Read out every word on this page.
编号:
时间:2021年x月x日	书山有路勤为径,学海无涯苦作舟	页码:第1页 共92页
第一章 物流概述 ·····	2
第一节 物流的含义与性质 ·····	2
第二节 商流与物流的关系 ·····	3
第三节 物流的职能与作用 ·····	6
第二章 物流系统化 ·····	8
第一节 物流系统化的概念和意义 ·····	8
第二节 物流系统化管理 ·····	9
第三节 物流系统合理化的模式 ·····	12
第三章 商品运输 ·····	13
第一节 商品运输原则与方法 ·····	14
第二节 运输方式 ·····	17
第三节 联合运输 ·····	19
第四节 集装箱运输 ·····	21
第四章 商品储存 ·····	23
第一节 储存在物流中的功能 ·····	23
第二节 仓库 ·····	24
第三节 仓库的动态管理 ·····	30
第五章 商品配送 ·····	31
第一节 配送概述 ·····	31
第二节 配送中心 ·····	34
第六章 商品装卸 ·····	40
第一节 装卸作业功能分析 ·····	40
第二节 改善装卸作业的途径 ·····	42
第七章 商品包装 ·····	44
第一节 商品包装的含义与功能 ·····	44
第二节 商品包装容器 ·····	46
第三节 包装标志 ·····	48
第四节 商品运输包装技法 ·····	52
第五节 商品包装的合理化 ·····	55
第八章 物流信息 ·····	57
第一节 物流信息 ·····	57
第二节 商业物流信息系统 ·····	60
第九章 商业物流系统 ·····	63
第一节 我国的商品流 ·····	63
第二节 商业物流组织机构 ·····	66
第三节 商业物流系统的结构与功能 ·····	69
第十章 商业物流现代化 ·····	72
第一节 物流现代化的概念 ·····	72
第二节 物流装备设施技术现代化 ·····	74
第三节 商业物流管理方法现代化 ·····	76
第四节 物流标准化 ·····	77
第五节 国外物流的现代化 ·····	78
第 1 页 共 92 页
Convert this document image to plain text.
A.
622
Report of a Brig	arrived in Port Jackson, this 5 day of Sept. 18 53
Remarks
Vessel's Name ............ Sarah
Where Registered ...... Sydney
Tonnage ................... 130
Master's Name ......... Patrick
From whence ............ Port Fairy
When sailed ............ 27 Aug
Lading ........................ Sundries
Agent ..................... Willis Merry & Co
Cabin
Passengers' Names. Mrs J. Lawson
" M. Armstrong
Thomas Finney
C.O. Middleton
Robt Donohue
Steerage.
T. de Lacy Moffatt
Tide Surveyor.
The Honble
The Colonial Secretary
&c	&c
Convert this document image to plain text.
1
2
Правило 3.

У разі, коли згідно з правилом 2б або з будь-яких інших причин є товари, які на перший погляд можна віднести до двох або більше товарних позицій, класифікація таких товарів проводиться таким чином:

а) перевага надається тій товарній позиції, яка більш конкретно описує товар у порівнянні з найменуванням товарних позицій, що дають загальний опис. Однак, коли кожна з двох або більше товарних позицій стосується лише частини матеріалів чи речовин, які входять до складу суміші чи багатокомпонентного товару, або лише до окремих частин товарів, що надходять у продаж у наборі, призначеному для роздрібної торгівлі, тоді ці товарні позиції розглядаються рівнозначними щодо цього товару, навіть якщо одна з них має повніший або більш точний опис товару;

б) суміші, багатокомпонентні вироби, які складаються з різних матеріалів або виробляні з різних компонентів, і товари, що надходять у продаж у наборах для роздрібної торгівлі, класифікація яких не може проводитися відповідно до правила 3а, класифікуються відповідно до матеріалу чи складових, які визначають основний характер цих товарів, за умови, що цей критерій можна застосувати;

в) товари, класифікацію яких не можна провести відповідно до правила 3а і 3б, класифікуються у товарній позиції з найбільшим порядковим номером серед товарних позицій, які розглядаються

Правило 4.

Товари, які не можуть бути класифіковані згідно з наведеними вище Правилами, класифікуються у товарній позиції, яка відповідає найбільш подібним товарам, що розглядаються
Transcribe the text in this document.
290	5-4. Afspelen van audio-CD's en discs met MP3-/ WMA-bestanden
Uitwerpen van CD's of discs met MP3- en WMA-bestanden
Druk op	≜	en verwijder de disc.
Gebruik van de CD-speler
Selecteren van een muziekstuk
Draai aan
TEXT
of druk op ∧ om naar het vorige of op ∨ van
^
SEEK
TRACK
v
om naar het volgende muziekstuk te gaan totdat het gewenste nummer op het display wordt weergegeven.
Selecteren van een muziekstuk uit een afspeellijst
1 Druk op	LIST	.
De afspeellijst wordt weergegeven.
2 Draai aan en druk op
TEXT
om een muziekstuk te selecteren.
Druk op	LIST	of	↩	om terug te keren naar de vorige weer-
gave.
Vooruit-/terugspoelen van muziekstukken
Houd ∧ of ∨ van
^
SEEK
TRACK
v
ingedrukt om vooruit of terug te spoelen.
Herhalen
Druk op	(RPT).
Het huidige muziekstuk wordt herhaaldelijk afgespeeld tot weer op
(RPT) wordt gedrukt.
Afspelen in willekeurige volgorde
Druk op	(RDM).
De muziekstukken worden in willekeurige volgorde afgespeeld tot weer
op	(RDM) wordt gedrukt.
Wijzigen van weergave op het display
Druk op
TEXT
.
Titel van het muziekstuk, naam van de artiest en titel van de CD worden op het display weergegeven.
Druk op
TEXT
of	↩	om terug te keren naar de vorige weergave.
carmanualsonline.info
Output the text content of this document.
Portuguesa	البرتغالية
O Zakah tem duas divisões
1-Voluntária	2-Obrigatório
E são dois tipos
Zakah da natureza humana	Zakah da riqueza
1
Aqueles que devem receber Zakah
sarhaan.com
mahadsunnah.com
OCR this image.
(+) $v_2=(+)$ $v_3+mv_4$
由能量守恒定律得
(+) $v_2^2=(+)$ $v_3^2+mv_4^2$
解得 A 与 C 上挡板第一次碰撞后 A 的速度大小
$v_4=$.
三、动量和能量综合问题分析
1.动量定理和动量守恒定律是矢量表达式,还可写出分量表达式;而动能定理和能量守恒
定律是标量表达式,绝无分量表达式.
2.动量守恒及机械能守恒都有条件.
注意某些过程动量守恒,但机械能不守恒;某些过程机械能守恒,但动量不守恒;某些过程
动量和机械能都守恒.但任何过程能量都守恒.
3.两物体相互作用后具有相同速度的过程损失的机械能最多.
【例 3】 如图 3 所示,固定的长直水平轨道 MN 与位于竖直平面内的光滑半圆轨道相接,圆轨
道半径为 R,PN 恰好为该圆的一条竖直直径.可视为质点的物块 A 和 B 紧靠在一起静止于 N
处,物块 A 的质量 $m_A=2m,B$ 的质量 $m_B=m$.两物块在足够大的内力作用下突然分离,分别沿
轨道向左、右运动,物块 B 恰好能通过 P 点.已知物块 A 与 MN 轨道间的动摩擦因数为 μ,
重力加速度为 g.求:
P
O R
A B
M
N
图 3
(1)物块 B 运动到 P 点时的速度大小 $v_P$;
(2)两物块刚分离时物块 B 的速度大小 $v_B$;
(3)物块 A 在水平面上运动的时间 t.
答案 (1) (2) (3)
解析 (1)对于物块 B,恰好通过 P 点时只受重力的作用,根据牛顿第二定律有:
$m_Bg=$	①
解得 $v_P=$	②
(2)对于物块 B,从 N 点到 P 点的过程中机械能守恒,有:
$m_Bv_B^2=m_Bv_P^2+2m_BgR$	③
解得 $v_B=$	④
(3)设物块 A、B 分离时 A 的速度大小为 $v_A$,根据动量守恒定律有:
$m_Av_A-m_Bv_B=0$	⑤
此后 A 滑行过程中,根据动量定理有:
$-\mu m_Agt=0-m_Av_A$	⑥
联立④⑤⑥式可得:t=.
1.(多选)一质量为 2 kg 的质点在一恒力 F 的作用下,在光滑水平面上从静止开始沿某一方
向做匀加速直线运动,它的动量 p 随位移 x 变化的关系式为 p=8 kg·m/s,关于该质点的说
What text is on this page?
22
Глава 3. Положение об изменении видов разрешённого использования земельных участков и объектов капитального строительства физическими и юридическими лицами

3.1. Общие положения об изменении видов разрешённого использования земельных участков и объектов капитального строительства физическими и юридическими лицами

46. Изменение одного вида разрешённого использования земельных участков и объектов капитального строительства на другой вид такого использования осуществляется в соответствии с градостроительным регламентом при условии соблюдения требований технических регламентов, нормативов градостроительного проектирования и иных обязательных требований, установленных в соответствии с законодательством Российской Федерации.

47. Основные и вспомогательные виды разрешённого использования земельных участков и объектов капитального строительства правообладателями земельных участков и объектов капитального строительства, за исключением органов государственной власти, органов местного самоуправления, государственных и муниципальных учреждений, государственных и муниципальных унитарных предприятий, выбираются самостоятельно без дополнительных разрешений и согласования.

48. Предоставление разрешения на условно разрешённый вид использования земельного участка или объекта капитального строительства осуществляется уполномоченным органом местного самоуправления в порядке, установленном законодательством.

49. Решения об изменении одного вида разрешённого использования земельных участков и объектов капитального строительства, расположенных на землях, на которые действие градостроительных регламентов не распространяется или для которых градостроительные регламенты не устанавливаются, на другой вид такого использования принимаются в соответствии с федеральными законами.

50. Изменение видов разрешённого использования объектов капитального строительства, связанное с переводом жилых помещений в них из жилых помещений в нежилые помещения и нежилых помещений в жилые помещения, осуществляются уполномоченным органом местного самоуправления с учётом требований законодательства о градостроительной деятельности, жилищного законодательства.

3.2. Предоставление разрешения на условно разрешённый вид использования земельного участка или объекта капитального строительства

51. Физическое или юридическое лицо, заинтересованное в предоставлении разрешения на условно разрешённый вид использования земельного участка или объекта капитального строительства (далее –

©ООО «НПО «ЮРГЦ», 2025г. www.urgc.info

WHAT THE TASK REQUIRES → Note every line above where the string "keren" shows up, and copy those lines.

THE ANSWER →
Druk op	LIST	of	↩	om terug te keren naar de vorige weer-
of	↩	om terug te keren naar de vorige weergave.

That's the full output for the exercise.